• _Work required_
Pick out every line of the entries below where "name" occurs, and copy those lines.

• _Material for this task_
━━━━━━━━━━━━━━━━

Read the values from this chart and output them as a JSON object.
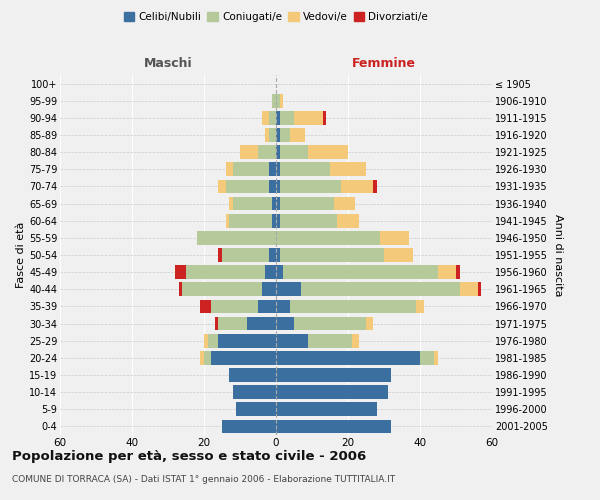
{
  "age_groups": [
    "0-4",
    "5-9",
    "10-14",
    "15-19",
    "20-24",
    "25-29",
    "30-34",
    "35-39",
    "40-44",
    "45-49",
    "50-54",
    "55-59",
    "60-64",
    "65-69",
    "70-74",
    "75-79",
    "80-84",
    "85-89",
    "90-94",
    "95-99",
    "100+"
  ],
  "birth_years": [
    "2001-2005",
    "1996-2000",
    "1991-1995",
    "1986-1990",
    "1981-1985",
    "1976-1980",
    "1971-1975",
    "1966-1970",
    "1961-1965",
    "1956-1960",
    "1951-1955",
    "1946-1950",
    "1941-1945",
    "1936-1940",
    "1931-1935",
    "1926-1930",
    "1921-1925",
    "1916-1920",
    "1911-1915",
    "1906-1910",
    "≤ 1905"
  ],
  "male": {
    "celibi": [
      15,
      11,
      12,
      13,
      18,
      16,
      8,
      5,
      4,
      3,
      2,
      0,
      1,
      1,
      2,
      2,
      0,
      0,
      0,
      0,
      0
    ],
    "coniugati": [
      0,
      0,
      0,
      0,
      2,
      3,
      8,
      13,
      22,
      22,
      13,
      22,
      12,
      11,
      12,
      10,
      5,
      2,
      2,
      1,
      0
    ],
    "vedovi": [
      0,
      0,
      0,
      0,
      1,
      1,
      0,
      0,
      0,
      0,
      0,
      0,
      1,
      1,
      2,
      2,
      5,
      1,
      2,
      0,
      0
    ],
    "divorziati": [
      0,
      0,
      0,
      0,
      0,
      0,
      1,
      3,
      1,
      3,
      1,
      0,
      0,
      0,
      0,
      0,
      0,
      0,
      0,
      0,
      0
    ]
  },
  "female": {
    "nubili": [
      32,
      28,
      31,
      32,
      40,
      9,
      5,
      4,
      7,
      2,
      1,
      0,
      1,
      1,
      1,
      1,
      1,
      1,
      1,
      0,
      0
    ],
    "coniugate": [
      0,
      0,
      0,
      0,
      4,
      12,
      20,
      35,
      44,
      43,
      29,
      29,
      16,
      15,
      17,
      14,
      8,
      3,
      4,
      1,
      0
    ],
    "vedove": [
      0,
      0,
      0,
      0,
      1,
      2,
      2,
      2,
      5,
      5,
      8,
      8,
      6,
      6,
      9,
      10,
      11,
      4,
      8,
      1,
      0
    ],
    "divorziate": [
      0,
      0,
      0,
      0,
      0,
      0,
      0,
      0,
      1,
      1,
      0,
      0,
      0,
      0,
      1,
      0,
      0,
      0,
      1,
      0,
      0
    ]
  },
  "colors": {
    "celibi": "#3b6fa0",
    "coniugati": "#b5c99a",
    "vedovi": "#f5c97a",
    "divorziati": "#cc2222"
  },
  "xlim": 60,
  "title": "Popolazione per età, sesso e stato civile - 2006",
  "subtitle": "COMUNE DI TORRACA (SA) - Dati ISTAT 1° gennaio 2006 - Elaborazione TUTTITALIA.IT",
  "xlabel_left": "Maschi",
  "xlabel_right": "Femmine",
  "ylabel_left": "Fasce di età",
  "ylabel_right": "Anni di nascita",
  "legend_labels": [
    "Celibi/Nubili",
    "Coniugati/e",
    "Vedovi/e",
    "Divorziati/e"
  ],
  "bg_color": "#f0f0f0"
}
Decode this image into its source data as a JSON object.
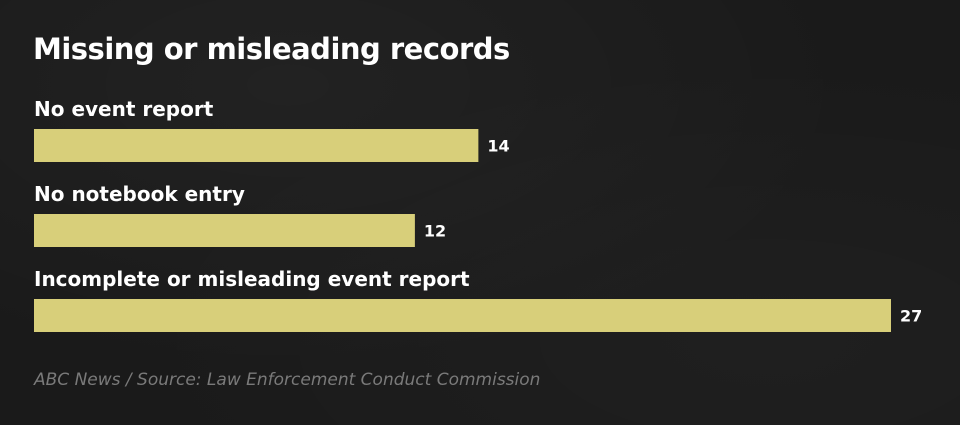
{
  "chart_data": {
    "type": "bar",
    "orientation": "horizontal",
    "title": "Missing or misleading records",
    "categories": [
      "No event report",
      "No notebook entry",
      "Incomplete or misleading event report"
    ],
    "values": [
      14,
      12,
      27
    ],
    "value_labels": [
      "14",
      "12",
      "27"
    ],
    "xlim": [
      0,
      27
    ],
    "grid": false,
    "legend": "none",
    "bar_color": "#d8cf7a",
    "source": "ABC News / Source: Law Enforcement Conduct Commission"
  }
}
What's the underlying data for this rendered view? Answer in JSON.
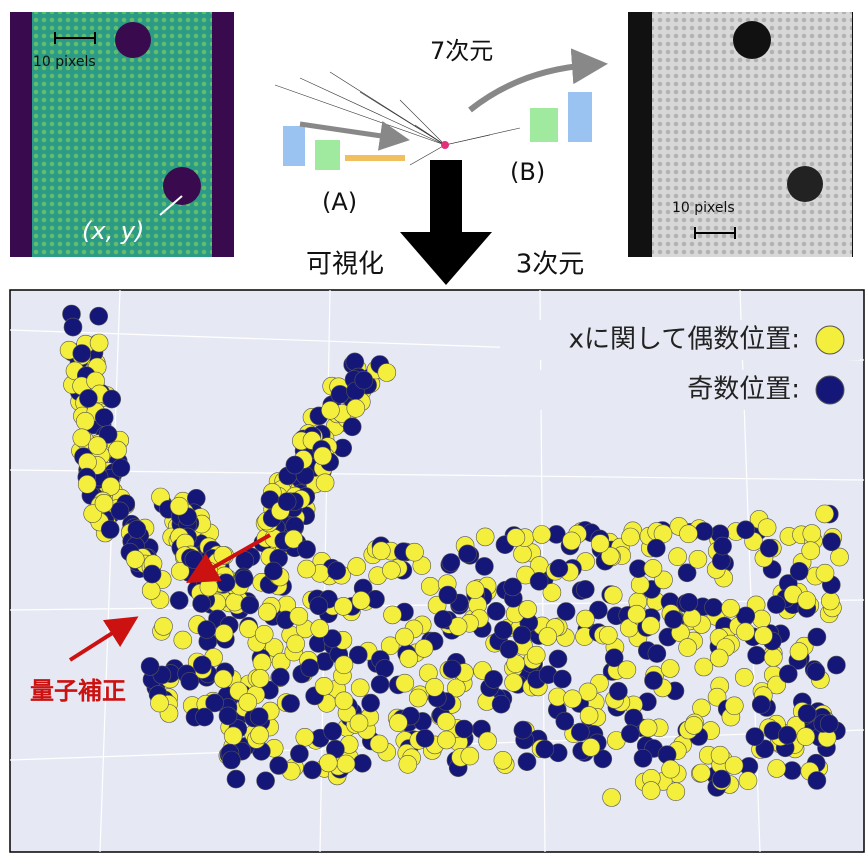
{
  "left_image": {
    "scale_label": "10 pixels",
    "point_label": "(x, y)"
  },
  "network": {
    "latent_dim": "7次元",
    "encoder_label": "(A)",
    "decoder_label": "(B)"
  },
  "right_image": {
    "scale_label": "10 pixels"
  },
  "arrow": {
    "left_label": "可視化",
    "right_label": "3次元"
  },
  "scatter": {
    "legend": [
      {
        "label": "xに関して偶数位置:",
        "color": "#f4ee3c"
      },
      {
        "label": "奇数位置:",
        "color": "#151778"
      }
    ],
    "annotation": "量子補正"
  }
}
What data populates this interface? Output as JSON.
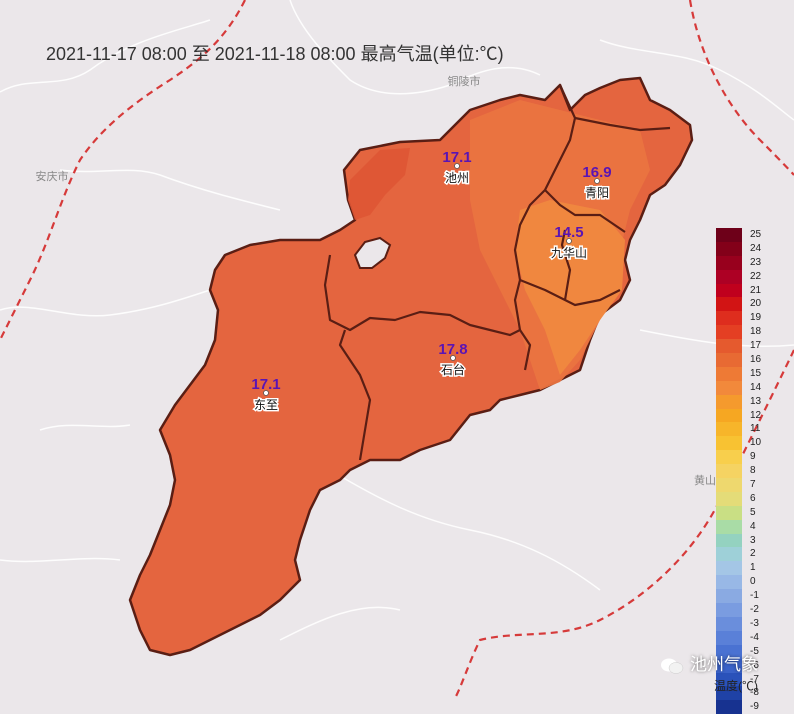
{
  "title": "2021-11-17 08:00 至 2021-11-18 08:00 最高气温(单位:℃)",
  "stations": [
    {
      "name": "池州",
      "value": "17.1"
    },
    {
      "name": "青阳",
      "value": "16.9"
    },
    {
      "name": "九华山",
      "value": "14.5"
    },
    {
      "name": "石台",
      "value": "17.8"
    },
    {
      "name": "东至",
      "value": "17.1"
    }
  ],
  "neighbor_places": [
    "铜陵市",
    "安庆市",
    "黄山"
  ],
  "legend": {
    "unit": "温度(℃)",
    "levels": [
      {
        "label": "25",
        "color": "#6e0019"
      },
      {
        "label": "24",
        "color": "#830019"
      },
      {
        "label": "23",
        "color": "#98001d"
      },
      {
        "label": "22",
        "color": "#ad0024"
      },
      {
        "label": "21",
        "color": "#c0001d"
      },
      {
        "label": "20",
        "color": "#d21414"
      },
      {
        "label": "19",
        "color": "#de2d1e"
      },
      {
        "label": "18",
        "color": "#e43f23"
      },
      {
        "label": "17",
        "color": "#e55a2e"
      },
      {
        "label": "16",
        "color": "#e86a33"
      },
      {
        "label": "15",
        "color": "#ee7a35"
      },
      {
        "label": "14",
        "color": "#f2893b"
      },
      {
        "label": "13",
        "color": "#f59a2d"
      },
      {
        "label": "12",
        "color": "#f6a722"
      },
      {
        "label": "11",
        "color": "#f7b52a"
      },
      {
        "label": "10",
        "color": "#f8c232"
      },
      {
        "label": "9",
        "color": "#f8cf4c"
      },
      {
        "label": "8",
        "color": "#f5d362"
      },
      {
        "label": "7",
        "color": "#eed86e"
      },
      {
        "label": "6",
        "color": "#e4dc78"
      },
      {
        "label": "5",
        "color": "#c9df84"
      },
      {
        "label": "4",
        "color": "#a9dca6"
      },
      {
        "label": "3",
        "color": "#94d2c0"
      },
      {
        "label": "2",
        "color": "#9ed0d8"
      },
      {
        "label": "1",
        "color": "#a4c6e6"
      },
      {
        "label": "0",
        "color": "#98b8e6"
      },
      {
        "label": "-1",
        "color": "#8aaae2"
      },
      {
        "label": "-2",
        "color": "#7a9ce0"
      },
      {
        "label": "-3",
        "color": "#6a8edc"
      },
      {
        "label": "-4",
        "color": "#5a80d8"
      },
      {
        "label": "-5",
        "color": "#4a72d2"
      },
      {
        "label": "-6",
        "color": "#3a62c8"
      },
      {
        "label": "-7",
        "color": "#2a52ba"
      },
      {
        "label": "-8",
        "color": "#1f42a6"
      },
      {
        "label": "-9",
        "color": "#173290"
      }
    ]
  },
  "watermark": "池州气象",
  "colors": {
    "background": "#ebe7ea",
    "province_border": "#d63a3a",
    "county_border": "#5a1e14",
    "base_fill": "#e4653f",
    "warm_fill": "#de5534",
    "cool_fill": "#f0883f",
    "value_text": "#5a14b4"
  }
}
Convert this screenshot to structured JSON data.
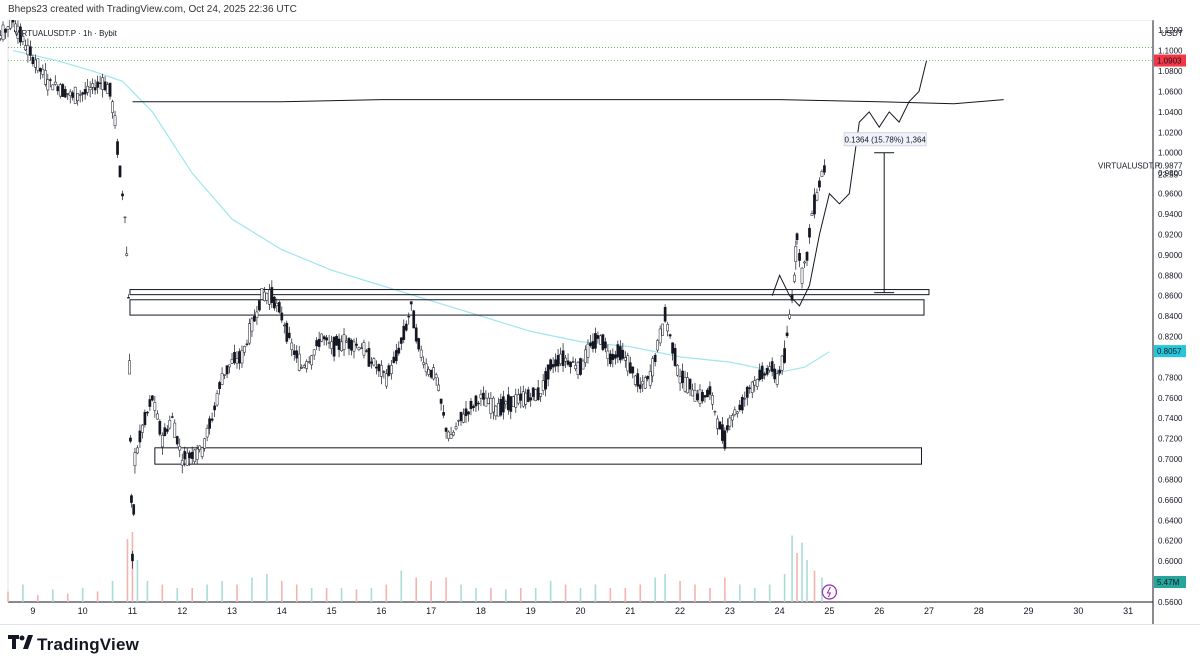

━━━━━━━━━━━━━━━━

• _Written solution_
      "name": "池州",
      "name": "青阳",
      "name": "九华山",
      "name": "石台",
      "name": "东至",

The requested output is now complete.